— start of INPUT FOR THIS TASK —

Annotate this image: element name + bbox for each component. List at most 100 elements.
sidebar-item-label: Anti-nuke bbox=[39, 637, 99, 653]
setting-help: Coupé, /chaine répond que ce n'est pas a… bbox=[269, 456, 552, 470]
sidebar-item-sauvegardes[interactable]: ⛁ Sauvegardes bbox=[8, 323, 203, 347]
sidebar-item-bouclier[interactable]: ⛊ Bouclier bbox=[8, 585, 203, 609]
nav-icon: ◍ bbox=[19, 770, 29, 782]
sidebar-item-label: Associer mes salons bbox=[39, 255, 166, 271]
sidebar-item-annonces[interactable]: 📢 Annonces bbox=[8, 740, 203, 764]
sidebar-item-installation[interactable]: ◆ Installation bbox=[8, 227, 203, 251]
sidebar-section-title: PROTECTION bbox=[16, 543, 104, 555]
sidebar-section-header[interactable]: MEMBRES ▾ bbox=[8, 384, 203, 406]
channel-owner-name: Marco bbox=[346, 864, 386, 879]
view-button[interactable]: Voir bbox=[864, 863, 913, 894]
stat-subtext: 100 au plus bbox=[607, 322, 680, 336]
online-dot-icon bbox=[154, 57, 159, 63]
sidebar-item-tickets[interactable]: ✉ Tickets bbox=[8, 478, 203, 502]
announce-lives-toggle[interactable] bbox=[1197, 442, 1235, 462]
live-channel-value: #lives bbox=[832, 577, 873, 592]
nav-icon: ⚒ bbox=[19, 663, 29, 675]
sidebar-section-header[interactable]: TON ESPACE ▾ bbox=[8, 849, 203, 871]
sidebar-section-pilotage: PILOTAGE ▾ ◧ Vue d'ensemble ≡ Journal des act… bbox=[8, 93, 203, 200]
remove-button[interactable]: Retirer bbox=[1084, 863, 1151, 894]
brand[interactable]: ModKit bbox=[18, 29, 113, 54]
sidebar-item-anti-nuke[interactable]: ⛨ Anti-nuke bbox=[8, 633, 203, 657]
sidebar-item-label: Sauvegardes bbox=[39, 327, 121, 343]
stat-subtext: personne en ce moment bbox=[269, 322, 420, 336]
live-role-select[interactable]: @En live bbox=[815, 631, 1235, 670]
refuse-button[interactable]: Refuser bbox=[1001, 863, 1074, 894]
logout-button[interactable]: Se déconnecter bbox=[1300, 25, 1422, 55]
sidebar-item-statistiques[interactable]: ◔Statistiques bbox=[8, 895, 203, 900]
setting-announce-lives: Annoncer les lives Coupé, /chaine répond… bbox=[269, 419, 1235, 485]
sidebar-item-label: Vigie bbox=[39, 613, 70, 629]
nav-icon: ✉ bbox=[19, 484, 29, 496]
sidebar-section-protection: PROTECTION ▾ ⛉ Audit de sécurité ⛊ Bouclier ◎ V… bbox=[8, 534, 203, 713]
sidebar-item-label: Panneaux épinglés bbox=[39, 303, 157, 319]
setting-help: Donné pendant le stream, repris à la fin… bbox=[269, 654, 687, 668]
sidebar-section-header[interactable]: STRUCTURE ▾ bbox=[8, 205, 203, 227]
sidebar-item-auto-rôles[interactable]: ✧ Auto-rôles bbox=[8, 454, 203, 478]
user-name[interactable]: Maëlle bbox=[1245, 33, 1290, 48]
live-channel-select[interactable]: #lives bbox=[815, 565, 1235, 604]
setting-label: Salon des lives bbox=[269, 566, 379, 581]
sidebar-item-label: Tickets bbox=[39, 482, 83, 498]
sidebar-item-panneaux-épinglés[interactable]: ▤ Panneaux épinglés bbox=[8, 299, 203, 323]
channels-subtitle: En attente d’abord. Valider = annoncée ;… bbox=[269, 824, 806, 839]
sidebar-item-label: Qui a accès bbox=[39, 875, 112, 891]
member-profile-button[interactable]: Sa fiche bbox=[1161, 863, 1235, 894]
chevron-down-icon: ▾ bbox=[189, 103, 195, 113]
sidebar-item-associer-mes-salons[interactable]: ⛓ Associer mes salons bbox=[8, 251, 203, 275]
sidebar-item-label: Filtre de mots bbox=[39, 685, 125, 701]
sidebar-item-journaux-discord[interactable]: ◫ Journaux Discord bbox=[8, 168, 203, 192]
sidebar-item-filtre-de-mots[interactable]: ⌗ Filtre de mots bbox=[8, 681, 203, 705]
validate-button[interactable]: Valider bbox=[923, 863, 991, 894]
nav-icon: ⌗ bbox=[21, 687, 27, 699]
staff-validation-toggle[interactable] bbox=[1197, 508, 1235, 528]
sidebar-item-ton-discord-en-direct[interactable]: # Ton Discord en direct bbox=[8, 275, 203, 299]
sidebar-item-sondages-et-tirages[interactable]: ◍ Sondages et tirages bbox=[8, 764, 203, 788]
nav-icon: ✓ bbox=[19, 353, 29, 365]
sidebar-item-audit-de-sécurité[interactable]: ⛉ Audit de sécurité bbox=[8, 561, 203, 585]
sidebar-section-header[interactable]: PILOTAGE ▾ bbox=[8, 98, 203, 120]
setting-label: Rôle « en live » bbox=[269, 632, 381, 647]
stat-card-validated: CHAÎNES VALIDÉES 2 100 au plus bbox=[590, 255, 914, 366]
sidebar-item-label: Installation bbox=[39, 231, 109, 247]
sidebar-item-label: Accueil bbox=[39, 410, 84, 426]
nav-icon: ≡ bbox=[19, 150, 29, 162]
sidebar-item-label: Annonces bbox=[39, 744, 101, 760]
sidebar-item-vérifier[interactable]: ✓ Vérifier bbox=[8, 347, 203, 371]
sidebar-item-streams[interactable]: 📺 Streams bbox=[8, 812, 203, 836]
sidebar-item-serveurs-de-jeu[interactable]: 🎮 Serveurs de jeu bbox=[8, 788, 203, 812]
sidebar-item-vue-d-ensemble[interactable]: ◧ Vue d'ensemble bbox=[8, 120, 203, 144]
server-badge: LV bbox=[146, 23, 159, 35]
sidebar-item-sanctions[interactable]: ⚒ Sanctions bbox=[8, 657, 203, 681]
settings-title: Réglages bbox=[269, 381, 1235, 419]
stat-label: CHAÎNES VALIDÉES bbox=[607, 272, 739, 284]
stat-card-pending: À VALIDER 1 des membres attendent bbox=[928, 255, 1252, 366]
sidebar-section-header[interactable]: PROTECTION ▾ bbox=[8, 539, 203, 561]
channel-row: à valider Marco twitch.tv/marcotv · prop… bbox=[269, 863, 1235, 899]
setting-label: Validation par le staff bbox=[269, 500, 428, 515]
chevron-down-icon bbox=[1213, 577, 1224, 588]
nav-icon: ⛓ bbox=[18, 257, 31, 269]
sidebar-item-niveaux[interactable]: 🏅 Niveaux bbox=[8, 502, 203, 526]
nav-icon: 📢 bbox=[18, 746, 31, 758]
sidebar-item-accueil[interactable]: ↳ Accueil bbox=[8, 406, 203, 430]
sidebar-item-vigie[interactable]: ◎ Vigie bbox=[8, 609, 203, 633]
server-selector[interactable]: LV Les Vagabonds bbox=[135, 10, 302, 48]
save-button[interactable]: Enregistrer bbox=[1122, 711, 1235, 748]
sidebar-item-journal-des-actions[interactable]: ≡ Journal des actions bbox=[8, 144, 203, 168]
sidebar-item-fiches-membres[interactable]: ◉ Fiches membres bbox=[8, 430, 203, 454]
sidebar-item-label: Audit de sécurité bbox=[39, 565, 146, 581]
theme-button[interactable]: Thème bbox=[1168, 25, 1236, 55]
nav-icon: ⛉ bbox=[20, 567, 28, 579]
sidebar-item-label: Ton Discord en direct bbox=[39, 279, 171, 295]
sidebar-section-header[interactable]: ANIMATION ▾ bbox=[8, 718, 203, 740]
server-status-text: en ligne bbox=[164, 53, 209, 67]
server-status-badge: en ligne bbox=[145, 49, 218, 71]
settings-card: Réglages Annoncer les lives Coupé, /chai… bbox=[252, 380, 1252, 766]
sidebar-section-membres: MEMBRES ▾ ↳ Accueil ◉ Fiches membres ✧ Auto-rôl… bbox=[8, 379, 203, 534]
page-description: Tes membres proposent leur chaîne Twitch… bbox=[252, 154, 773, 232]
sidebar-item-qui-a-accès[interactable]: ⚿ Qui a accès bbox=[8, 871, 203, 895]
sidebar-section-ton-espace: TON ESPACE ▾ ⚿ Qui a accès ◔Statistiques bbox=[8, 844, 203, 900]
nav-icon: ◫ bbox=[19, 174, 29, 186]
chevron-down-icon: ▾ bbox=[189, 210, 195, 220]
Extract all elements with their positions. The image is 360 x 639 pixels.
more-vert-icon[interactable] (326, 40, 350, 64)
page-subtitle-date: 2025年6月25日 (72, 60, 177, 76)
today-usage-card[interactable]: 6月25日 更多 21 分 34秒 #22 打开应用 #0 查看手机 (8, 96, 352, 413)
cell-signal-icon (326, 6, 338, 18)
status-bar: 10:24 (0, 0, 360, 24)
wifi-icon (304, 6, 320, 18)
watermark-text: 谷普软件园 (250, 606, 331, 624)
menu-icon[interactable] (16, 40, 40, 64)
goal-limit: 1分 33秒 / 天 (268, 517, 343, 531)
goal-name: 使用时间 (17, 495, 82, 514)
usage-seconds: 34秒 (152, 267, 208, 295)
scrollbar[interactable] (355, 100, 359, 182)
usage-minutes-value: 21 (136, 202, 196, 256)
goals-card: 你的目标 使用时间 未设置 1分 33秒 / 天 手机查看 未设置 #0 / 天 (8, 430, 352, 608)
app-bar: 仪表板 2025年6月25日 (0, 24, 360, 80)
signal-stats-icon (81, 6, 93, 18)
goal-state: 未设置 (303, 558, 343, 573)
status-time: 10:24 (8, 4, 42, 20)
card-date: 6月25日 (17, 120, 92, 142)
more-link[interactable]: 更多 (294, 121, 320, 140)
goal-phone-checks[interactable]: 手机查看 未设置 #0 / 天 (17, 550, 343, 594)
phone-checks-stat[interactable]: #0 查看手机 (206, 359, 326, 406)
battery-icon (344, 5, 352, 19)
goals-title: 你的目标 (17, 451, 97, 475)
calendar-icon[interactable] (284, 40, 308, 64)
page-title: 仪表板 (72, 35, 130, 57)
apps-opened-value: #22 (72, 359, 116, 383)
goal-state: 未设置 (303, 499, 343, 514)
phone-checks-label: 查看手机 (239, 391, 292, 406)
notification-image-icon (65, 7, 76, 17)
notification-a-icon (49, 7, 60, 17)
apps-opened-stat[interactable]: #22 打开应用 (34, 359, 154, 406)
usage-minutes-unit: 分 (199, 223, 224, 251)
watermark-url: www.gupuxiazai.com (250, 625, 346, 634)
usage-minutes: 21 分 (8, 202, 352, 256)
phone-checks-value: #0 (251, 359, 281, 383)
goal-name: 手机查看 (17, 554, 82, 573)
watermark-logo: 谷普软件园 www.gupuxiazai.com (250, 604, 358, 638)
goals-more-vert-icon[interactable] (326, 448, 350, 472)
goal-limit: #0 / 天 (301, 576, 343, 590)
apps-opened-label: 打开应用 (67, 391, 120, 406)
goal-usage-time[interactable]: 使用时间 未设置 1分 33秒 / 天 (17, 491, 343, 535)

— end of INPUT FOR THIS TASK —

» **OBJECTIVE**
Pick out every row above that contains the string "Discord", matching case exactly, and copy each such row in full.

» **ANSWER TO THE PROBLEM**
sidebar-item-journaux-discord[interactable]: ◫ Journaux Discord bbox=[8, 168, 203, 192]
sidebar-item-ton-discord-en-direct[interactable]: # Ton Discord en direct bbox=[8, 275, 203, 299]
sidebar-item-label: Ton Discord en direct bbox=[39, 279, 171, 295]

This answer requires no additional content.